| Records supplied |
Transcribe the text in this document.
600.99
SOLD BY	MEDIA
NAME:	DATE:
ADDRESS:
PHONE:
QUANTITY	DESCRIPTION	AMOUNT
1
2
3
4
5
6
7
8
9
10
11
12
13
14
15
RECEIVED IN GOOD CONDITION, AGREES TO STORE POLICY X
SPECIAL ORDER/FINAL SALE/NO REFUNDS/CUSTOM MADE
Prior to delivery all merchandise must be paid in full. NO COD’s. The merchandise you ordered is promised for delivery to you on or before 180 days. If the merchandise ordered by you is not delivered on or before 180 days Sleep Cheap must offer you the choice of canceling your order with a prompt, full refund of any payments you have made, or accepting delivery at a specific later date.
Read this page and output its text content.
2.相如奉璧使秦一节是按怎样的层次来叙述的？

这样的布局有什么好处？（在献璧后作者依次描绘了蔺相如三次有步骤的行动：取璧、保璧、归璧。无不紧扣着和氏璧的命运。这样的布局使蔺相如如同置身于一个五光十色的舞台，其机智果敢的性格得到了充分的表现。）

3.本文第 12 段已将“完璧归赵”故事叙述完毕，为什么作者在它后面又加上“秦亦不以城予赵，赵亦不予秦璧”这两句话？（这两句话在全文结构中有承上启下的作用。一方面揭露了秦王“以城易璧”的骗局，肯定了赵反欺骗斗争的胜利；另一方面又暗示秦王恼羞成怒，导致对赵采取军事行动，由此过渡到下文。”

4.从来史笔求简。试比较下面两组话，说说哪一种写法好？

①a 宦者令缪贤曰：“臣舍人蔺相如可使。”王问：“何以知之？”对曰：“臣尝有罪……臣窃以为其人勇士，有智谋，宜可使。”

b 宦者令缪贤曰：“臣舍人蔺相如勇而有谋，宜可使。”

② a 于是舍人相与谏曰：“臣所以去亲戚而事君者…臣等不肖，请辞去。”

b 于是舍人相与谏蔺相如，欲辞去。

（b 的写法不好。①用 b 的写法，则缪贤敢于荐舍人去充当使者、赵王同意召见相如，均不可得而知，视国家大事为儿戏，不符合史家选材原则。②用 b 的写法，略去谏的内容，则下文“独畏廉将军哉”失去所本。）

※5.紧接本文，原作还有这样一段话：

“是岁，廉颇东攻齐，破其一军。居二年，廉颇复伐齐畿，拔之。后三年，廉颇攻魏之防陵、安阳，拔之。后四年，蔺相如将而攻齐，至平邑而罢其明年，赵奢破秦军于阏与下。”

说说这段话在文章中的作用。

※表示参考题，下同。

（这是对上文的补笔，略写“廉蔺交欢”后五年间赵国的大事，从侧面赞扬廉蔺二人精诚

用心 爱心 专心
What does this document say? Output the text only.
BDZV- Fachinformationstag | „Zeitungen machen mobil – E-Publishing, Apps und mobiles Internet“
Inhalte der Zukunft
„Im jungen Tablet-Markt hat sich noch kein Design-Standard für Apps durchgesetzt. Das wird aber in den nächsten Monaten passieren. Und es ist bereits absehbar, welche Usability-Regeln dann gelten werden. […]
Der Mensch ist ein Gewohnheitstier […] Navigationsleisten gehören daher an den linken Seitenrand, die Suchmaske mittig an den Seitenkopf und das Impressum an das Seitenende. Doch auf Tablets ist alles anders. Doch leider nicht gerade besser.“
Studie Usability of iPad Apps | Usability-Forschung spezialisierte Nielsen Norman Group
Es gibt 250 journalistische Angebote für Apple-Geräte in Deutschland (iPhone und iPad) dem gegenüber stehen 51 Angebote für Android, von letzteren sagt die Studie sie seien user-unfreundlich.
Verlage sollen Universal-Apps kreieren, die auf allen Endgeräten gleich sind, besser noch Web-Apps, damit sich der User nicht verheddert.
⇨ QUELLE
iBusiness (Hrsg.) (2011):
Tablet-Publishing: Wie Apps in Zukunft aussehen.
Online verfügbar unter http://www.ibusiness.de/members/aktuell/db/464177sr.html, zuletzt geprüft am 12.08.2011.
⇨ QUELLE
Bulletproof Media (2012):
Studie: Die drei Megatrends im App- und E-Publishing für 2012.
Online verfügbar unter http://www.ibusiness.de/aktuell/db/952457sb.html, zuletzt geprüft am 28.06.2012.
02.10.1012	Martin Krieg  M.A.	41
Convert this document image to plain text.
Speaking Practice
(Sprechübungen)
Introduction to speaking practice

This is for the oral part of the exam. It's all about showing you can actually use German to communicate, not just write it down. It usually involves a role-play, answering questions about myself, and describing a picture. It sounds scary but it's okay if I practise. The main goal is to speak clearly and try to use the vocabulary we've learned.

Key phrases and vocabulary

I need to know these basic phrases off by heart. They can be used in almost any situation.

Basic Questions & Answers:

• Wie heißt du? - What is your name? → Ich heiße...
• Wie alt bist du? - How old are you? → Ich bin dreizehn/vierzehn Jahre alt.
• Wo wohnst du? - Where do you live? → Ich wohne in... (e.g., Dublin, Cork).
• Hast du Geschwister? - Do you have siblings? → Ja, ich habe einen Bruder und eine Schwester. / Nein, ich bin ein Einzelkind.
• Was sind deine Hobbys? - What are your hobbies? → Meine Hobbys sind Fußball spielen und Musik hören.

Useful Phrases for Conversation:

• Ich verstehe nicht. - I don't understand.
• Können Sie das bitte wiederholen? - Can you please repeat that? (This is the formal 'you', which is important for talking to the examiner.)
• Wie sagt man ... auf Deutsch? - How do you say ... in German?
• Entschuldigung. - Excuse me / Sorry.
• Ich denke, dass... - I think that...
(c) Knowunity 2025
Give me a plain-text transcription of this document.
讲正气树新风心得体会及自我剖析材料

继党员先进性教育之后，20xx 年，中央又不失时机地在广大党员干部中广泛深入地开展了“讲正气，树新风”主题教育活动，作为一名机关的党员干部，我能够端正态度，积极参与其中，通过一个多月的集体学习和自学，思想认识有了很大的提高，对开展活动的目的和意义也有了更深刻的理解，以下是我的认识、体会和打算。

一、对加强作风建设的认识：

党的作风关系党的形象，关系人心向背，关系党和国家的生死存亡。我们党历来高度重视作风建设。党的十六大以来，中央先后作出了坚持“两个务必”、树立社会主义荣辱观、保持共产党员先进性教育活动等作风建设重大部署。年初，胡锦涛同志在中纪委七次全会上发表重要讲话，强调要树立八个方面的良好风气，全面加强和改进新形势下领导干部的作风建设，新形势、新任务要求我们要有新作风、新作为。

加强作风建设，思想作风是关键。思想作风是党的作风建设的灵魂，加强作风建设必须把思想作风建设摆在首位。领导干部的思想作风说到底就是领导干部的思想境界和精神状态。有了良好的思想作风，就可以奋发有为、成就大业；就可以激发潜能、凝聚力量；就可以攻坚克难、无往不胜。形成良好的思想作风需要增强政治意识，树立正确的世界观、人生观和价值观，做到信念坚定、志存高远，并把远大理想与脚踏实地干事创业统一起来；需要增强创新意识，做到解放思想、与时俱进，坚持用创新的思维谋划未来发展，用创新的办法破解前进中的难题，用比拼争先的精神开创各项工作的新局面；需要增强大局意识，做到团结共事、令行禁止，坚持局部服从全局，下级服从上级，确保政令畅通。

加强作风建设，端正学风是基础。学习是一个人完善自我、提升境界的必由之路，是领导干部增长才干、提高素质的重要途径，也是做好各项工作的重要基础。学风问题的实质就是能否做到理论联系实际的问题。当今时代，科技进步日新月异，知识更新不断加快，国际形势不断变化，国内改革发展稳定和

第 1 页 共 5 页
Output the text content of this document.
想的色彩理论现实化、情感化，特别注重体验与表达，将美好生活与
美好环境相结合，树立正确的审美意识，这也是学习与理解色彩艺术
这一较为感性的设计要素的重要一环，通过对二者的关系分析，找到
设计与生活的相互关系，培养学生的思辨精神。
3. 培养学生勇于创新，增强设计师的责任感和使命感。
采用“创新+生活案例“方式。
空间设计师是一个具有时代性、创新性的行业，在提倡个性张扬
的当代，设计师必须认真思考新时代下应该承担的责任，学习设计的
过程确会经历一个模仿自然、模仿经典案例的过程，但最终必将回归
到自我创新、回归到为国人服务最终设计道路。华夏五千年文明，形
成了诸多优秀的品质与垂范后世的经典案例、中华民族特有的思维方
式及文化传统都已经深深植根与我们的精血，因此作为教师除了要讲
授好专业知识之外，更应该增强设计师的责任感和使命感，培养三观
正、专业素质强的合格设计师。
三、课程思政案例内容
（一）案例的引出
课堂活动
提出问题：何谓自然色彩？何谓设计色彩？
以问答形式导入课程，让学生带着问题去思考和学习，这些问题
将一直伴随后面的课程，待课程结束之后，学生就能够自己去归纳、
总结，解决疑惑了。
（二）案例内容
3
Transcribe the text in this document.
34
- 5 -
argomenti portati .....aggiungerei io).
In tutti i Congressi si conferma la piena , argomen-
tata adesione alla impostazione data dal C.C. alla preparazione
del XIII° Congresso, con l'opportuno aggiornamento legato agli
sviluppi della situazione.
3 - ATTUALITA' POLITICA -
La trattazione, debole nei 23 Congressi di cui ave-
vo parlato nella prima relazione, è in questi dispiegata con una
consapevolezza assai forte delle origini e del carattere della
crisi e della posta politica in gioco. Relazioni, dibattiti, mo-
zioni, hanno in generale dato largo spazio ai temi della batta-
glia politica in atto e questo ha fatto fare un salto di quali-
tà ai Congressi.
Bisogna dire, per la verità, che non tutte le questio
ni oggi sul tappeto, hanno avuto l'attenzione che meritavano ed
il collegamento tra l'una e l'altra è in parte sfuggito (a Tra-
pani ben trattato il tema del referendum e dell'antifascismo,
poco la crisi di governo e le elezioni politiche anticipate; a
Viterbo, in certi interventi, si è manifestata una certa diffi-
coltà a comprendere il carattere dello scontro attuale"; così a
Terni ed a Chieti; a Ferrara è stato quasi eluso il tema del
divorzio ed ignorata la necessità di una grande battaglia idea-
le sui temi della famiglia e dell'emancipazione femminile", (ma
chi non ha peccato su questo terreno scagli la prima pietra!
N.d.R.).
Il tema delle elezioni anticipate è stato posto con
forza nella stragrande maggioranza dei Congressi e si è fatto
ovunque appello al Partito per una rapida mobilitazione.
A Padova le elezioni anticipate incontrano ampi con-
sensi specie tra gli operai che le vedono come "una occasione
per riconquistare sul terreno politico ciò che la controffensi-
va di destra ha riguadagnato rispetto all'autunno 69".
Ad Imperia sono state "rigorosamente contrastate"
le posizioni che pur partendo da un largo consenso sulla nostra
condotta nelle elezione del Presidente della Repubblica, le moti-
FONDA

| Written request |
Determine how many lines in the records contain "that", and reply with the number only.

| Finished exercise |
2